Challenge: Your task is to extract every entry that follows word for word while excluding the pictures.

╭─ Exercise materials

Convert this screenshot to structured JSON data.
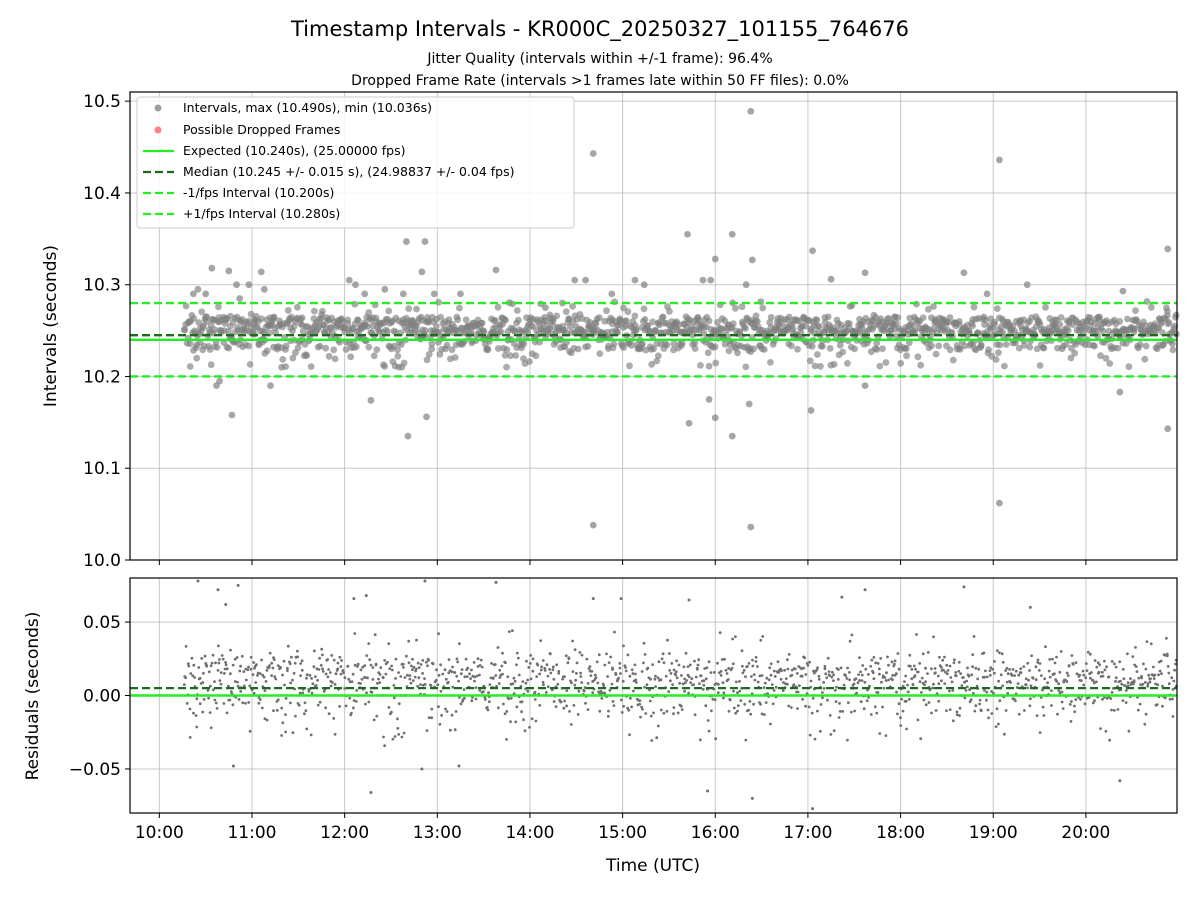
{
  "chart_data": [
    {
      "type": "scatter",
      "title": "Timestamp Intervals - KR000C_20250327_101155_764676",
      "subtitles": [
        "Jitter Quality (intervals within +/-1 frame): 96.4%",
        "Dropped Frame Rate (intervals >1 frames late within 50 FF files): 0.0%"
      ],
      "xlabel": "",
      "ylabel": "Intervals (seconds)",
      "xlim": [
        "09:41",
        "20:59"
      ],
      "ylim": [
        10.0,
        10.51
      ],
      "yticks": [
        10.0,
        10.1,
        10.2,
        10.3,
        10.4,
        10.5
      ],
      "grid": true,
      "legend_position": "top-left",
      "colors": {
        "points": "#808080",
        "dropped": "#ff6060",
        "expected": "#22ee22",
        "median": "#1b6b1b",
        "bounds": "#22ee22"
      },
      "series": [
        {
          "name": "Intervals, max (10.490s), min (10.036s)",
          "marker": "circle",
          "bulk_band": [
            10.21,
            10.285
          ],
          "center": 10.255,
          "time_range": [
            "10:16",
            "20:59"
          ],
          "points": [
            {
              "x": "10:22",
              "y": 10.29
            },
            {
              "x": "10:25",
              "y": 10.295
            },
            {
              "x": "10:30",
              "y": 10.29
            },
            {
              "x": "10:34",
              "y": 10.318
            },
            {
              "x": "10:37",
              "y": 10.19
            },
            {
              "x": "10:39",
              "y": 10.195
            },
            {
              "x": "10:45",
              "y": 10.315
            },
            {
              "x": "10:47",
              "y": 10.158
            },
            {
              "x": "10:50",
              "y": 10.3
            },
            {
              "x": "10:52",
              "y": 10.285
            },
            {
              "x": "10:58",
              "y": 10.3
            },
            {
              "x": "11:06",
              "y": 10.314
            },
            {
              "x": "11:08",
              "y": 10.295
            },
            {
              "x": "11:12",
              "y": 10.19
            },
            {
              "x": "12:03",
              "y": 10.305
            },
            {
              "x": "12:07",
              "y": 10.3
            },
            {
              "x": "12:13",
              "y": 10.29
            },
            {
              "x": "12:17",
              "y": 10.174
            },
            {
              "x": "12:26",
              "y": 10.295
            },
            {
              "x": "12:38",
              "y": 10.29
            },
            {
              "x": "12:40",
              "y": 10.347
            },
            {
              "x": "12:41",
              "y": 10.135
            },
            {
              "x": "12:50",
              "y": 10.314
            },
            {
              "x": "12:52",
              "y": 10.347
            },
            {
              "x": "12:53",
              "y": 10.156
            },
            {
              "x": "12:58",
              "y": 10.29
            },
            {
              "x": "13:15",
              "y": 10.29
            },
            {
              "x": "13:38",
              "y": 10.316
            },
            {
              "x": "14:10",
              "y": 10.275
            },
            {
              "x": "14:21",
              "y": 10.28
            },
            {
              "x": "14:29",
              "y": 10.305
            },
            {
              "x": "14:36",
              "y": 10.305
            },
            {
              "x": "14:41",
              "y": 10.443
            },
            {
              "x": "14:41",
              "y": 10.038
            },
            {
              "x": "14:53",
              "y": 10.29
            },
            {
              "x": "15:08",
              "y": 10.305
            },
            {
              "x": "15:14",
              "y": 10.3
            },
            {
              "x": "15:42",
              "y": 10.355
            },
            {
              "x": "15:43",
              "y": 10.149
            },
            {
              "x": "15:52",
              "y": 10.305
            },
            {
              "x": "15:57",
              "y": 10.305
            },
            {
              "x": "15:56",
              "y": 10.175
            },
            {
              "x": "16:00",
              "y": 10.328
            },
            {
              "x": "16:00",
              "y": 10.155
            },
            {
              "x": "16:11",
              "y": 10.355
            },
            {
              "x": "16:11",
              "y": 10.135
            },
            {
              "x": "16:20",
              "y": 10.3
            },
            {
              "x": "16:22",
              "y": 10.17
            },
            {
              "x": "16:23",
              "y": 10.489
            },
            {
              "x": "16:23",
              "y": 10.036
            },
            {
              "x": "16:24",
              "y": 10.327
            },
            {
              "x": "17:03",
              "y": 10.337
            },
            {
              "x": "17:02",
              "y": 10.163
            },
            {
              "x": "17:15",
              "y": 10.306
            },
            {
              "x": "17:37",
              "y": 10.313
            },
            {
              "x": "17:37",
              "y": 10.19
            },
            {
              "x": "18:41",
              "y": 10.313
            },
            {
              "x": "18:56",
              "y": 10.29
            },
            {
              "x": "19:04",
              "y": 10.436
            },
            {
              "x": "19:04",
              "y": 10.062
            },
            {
              "x": "19:22",
              "y": 10.3
            },
            {
              "x": "20:24",
              "y": 10.293
            },
            {
              "x": "20:22",
              "y": 10.183
            },
            {
              "x": "20:53",
              "y": 10.339
            },
            {
              "x": "20:53",
              "y": 10.143
            }
          ]
        },
        {
          "name": "Possible Dropped Frames",
          "marker": "circle",
          "points": []
        },
        {
          "name": "Expected (10.240s), (25.00000 fps)",
          "line": "solid",
          "y": 10.24
        },
        {
          "name": "Median (10.245 +/- 0.015 s), (24.98837 +/- 0.04 fps)",
          "line": "dashed",
          "y": 10.245
        },
        {
          "name": "-1/fps Interval (10.200s)",
          "line": "dashed",
          "y": 10.2
        },
        {
          "name": "+1/fps Interval (10.280s)",
          "line": "dashed",
          "y": 10.28
        }
      ]
    },
    {
      "type": "scatter",
      "title": "",
      "xlabel": "Time (UTC)",
      "ylabel": "Residuals (seconds)",
      "xlim": [
        "09:41",
        "20:59"
      ],
      "ylim": [
        -0.08,
        0.08
      ],
      "yticks": [
        -0.05,
        0.0,
        0.05
      ],
      "ytick_labels": [
        "−0.05",
        "0.00",
        "0.05"
      ],
      "xticks": [
        "10:00",
        "11:00",
        "12:00",
        "13:00",
        "14:00",
        "15:00",
        "16:00",
        "17:00",
        "18:00",
        "19:00",
        "20:00"
      ],
      "grid": true,
      "colors": {
        "points": "#707070",
        "zero": "#22ee22",
        "median": "#1b6b1b"
      },
      "reference_lines": [
        {
          "line": "solid",
          "y": 0.0
        },
        {
          "line": "dashed",
          "y": 0.005
        }
      ],
      "series": [
        {
          "marker": "dot",
          "bulk_band": [
            -0.03,
            0.045
          ],
          "center": 0.015,
          "time_range": [
            "10:16",
            "20:59"
          ],
          "points": [
            {
              "x": "10:25",
              "y": 0.078
            },
            {
              "x": "10:38",
              "y": 0.072
            },
            {
              "x": "10:43",
              "y": 0.062
            },
            {
              "x": "10:48",
              "y": -0.048
            },
            {
              "x": "10:51",
              "y": 0.075
            },
            {
              "x": "12:06",
              "y": 0.066
            },
            {
              "x": "12:14",
              "y": 0.068
            },
            {
              "x": "12:17",
              "y": -0.066
            },
            {
              "x": "12:52",
              "y": 0.078
            },
            {
              "x": "12:50",
              "y": -0.05
            },
            {
              "x": "13:14",
              "y": -0.048
            },
            {
              "x": "13:38",
              "y": 0.077
            },
            {
              "x": "14:41",
              "y": 0.066
            },
            {
              "x": "14:59",
              "y": 0.066
            },
            {
              "x": "15:43",
              "y": 0.065
            },
            {
              "x": "15:55",
              "y": -0.065
            },
            {
              "x": "16:24",
              "y": -0.07
            },
            {
              "x": "17:03",
              "y": -0.077
            },
            {
              "x": "17:22",
              "y": 0.067
            },
            {
              "x": "17:37",
              "y": 0.072
            },
            {
              "x": "18:41",
              "y": 0.074
            },
            {
              "x": "19:24",
              "y": 0.06
            },
            {
              "x": "20:22",
              "y": -0.058
            }
          ]
        }
      ]
    }
  ]
}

╰─

Output of the exercise:
Convert this screenshot to structured JSON data.
{
  "chart_data": [
    {
      "type": "scatter",
      "title": "Timestamp Intervals - KR000C_20250327_101155_764676",
      "subtitles": [
        "Jitter Quality (intervals within +/-1 frame): 96.4%",
        "Dropped Frame Rate (intervals >1 frames late within 50 FF files): 0.0%"
      ],
      "xlabel": "",
      "ylabel": "Intervals (seconds)",
      "xlim": [
        "09:41",
        "20:59"
      ],
      "ylim": [
        10.0,
        10.51
      ],
      "yticks": [
        10.0,
        10.1,
        10.2,
        10.3,
        10.4,
        10.5
      ],
      "grid": true,
      "legend_position": "top-left",
      "colors": {
        "points": "#808080",
        "dropped": "#ff6060",
        "expected": "#22ee22",
        "median": "#1b6b1b",
        "bounds": "#22ee22"
      },
      "series": [
        {
          "name": "Intervals, max (10.490s), min (10.036s)",
          "marker": "circle",
          "bulk_band": [
            10.21,
            10.285
          ],
          "center": 10.255,
          "time_range": [
            "10:16",
            "20:59"
          ],
          "points": [
            {
              "x": "10:22",
              "y": 10.29
            },
            {
              "x": "10:25",
              "y": 10.295
            },
            {
              "x": "10:30",
              "y": 10.29
            },
            {
              "x": "10:34",
              "y": 10.318
            },
            {
              "x": "10:37",
              "y": 10.19
            },
            {
              "x": "10:39",
              "y": 10.195
            },
            {
              "x": "10:45",
              "y": 10.315
            },
            {
              "x": "10:47",
              "y": 10.158
            },
            {
              "x": "10:50",
              "y": 10.3
            },
            {
              "x": "10:52",
              "y": 10.285
            },
            {
              "x": "10:58",
              "y": 10.3
            },
            {
              "x": "11:06",
              "y": 10.314
            },
            {
              "x": "11:08",
              "y": 10.295
            },
            {
              "x": "11:12",
              "y": 10.19
            },
            {
              "x": "12:03",
              "y": 10.305
            },
            {
              "x": "12:07",
              "y": 10.3
            },
            {
              "x": "12:13",
              "y": 10.29
            },
            {
              "x": "12:17",
              "y": 10.174
            },
            {
              "x": "12:26",
              "y": 10.295
            },
            {
              "x": "12:38",
              "y": 10.29
            },
            {
              "x": "12:40",
              "y": 10.347
            },
            {
              "x": "12:41",
              "y": 10.135
            },
            {
              "x": "12:50",
              "y": 10.314
            },
            {
              "x": "12:52",
              "y": 10.347
            },
            {
              "x": "12:53",
              "y": 10.156
            },
            {
              "x": "12:58",
              "y": 10.29
            },
            {
              "x": "13:15",
              "y": 10.29
            },
            {
              "x": "13:38",
              "y": 10.316
            },
            {
              "x": "14:10",
              "y": 10.275
            },
            {
              "x": "14:21",
              "y": 10.28
            },
            {
              "x": "14:29",
              "y": 10.305
            },
            {
              "x": "14:36",
              "y": 10.305
            },
            {
              "x": "14:41",
              "y": 10.443
            },
            {
              "x": "14:41",
              "y": 10.038
            },
            {
              "x": "14:53",
              "y": 10.29
            },
            {
              "x": "15:08",
              "y": 10.305
            },
            {
              "x": "15:14",
              "y": 10.3
            },
            {
              "x": "15:42",
              "y": 10.355
            },
            {
              "x": "15:43",
              "y": 10.149
            },
            {
              "x": "15:52",
              "y": 10.305
            },
            {
              "x": "15:57",
              "y": 10.305
            },
            {
              "x": "15:56",
              "y": 10.175
            },
            {
              "x": "16:00",
              "y": 10.328
            },
            {
              "x": "16:00",
              "y": 10.155
            },
            {
              "x": "16:11",
              "y": 10.355
            },
            {
              "x": "16:11",
              "y": 10.135
            },
            {
              "x": "16:20",
              "y": 10.3
            },
            {
              "x": "16:22",
              "y": 10.17
            },
            {
              "x": "16:23",
              "y": 10.489
            },
            {
              "x": "16:23",
              "y": 10.036
            },
            {
              "x": "16:24",
              "y": 10.327
            },
            {
              "x": "17:03",
              "y": 10.337
            },
            {
              "x": "17:02",
              "y": 10.163
            },
            {
              "x": "17:15",
              "y": 10.306
            },
            {
              "x": "17:37",
              "y": 10.313
            },
            {
              "x": "17:37",
              "y": 10.19
            },
            {
              "x": "18:41",
              "y": 10.313
            },
            {
              "x": "18:56",
              "y": 10.29
            },
            {
              "x": "19:04",
              "y": 10.436
            },
            {
              "x": "19:04",
              "y": 10.062
            },
            {
              "x": "19:22",
              "y": 10.3
            },
            {
              "x": "20:24",
              "y": 10.293
            },
            {
              "x": "20:22",
              "y": 10.183
            },
            {
              "x": "20:53",
              "y": 10.339
            },
            {
              "x": "20:53",
              "y": 10.143
            }
          ]
        },
        {
          "name": "Possible Dropped Frames",
          "marker": "circle",
          "points": []
        },
        {
          "name": "Expected (10.240s), (25.00000 fps)",
          "line": "solid",
          "y": 10.24
        },
        {
          "name": "Median (10.245 +/- 0.015 s), (24.98837 +/- 0.04 fps)",
          "line": "dashed",
          "y": 10.245
        },
        {
          "name": "-1/fps Interval (10.200s)",
          "line": "dashed",
          "y": 10.2
        },
        {
          "name": "+1/fps Interval (10.280s)",
          "line": "dashed",
          "y": 10.28
        }
      ]
    },
    {
      "type": "scatter",
      "title": "",
      "xlabel": "Time (UTC)",
      "ylabel": "Residuals (seconds)",
      "xlim": [
        "09:41",
        "20:59"
      ],
      "ylim": [
        -0.08,
        0.08
      ],
      "yticks": [
        -0.05,
        0.0,
        0.05
      ],
      "ytick_labels": [
        "−0.05",
        "0.00",
        "0.05"
      ],
      "xticks": [
        "10:00",
        "11:00",
        "12:00",
        "13:00",
        "14:00",
        "15:00",
        "16:00",
        "17:00",
        "18:00",
        "19:00",
        "20:00"
      ],
      "grid": true,
      "colors": {
        "points": "#707070",
        "zero": "#22ee22",
        "median": "#1b6b1b"
      },
      "reference_lines": [
        {
          "line": "solid",
          "y": 0.0
        },
        {
          "line": "dashed",
          "y": 0.005
        }
      ],
      "series": [
        {
          "marker": "dot",
          "bulk_band": [
            -0.03,
            0.045
          ],
          "center": 0.015,
          "time_range": [
            "10:16",
            "20:59"
          ],
          "points": [
            {
              "x": "10:25",
              "y": 0.078
            },
            {
              "x": "10:38",
              "y": 0.072
            },
            {
              "x": "10:43",
              "y": 0.062
            },
            {
              "x": "10:48",
              "y": -0.048
            },
            {
              "x": "10:51",
              "y": 0.075
            },
            {
              "x": "12:06",
              "y": 0.066
            },
            {
              "x": "12:14",
              "y": 0.068
            },
            {
              "x": "12:17",
              "y": -0.066
            },
            {
              "x": "12:52",
              "y": 0.078
            },
            {
              "x": "12:50",
              "y": -0.05
            },
            {
              "x": "13:14",
              "y": -0.048
            },
            {
              "x": "13:38",
              "y": 0.077
            },
            {
              "x": "14:41",
              "y": 0.066
            },
            {
              "x": "14:59",
              "y": 0.066
            },
            {
              "x": "15:43",
              "y": 0.065
            },
            {
              "x": "15:55",
              "y": -0.065
            },
            {
              "x": "16:24",
              "y": -0.07
            },
            {
              "x": "17:03",
              "y": -0.077
            },
            {
              "x": "17:22",
              "y": 0.067
            },
            {
              "x": "17:37",
              "y": 0.072
            },
            {
              "x": "18:41",
              "y": 0.074
            },
            {
              "x": "19:24",
              "y": 0.06
            },
            {
              "x": "20:22",
              "y": -0.058
            }
          ]
        }
      ]
    }
  ]
}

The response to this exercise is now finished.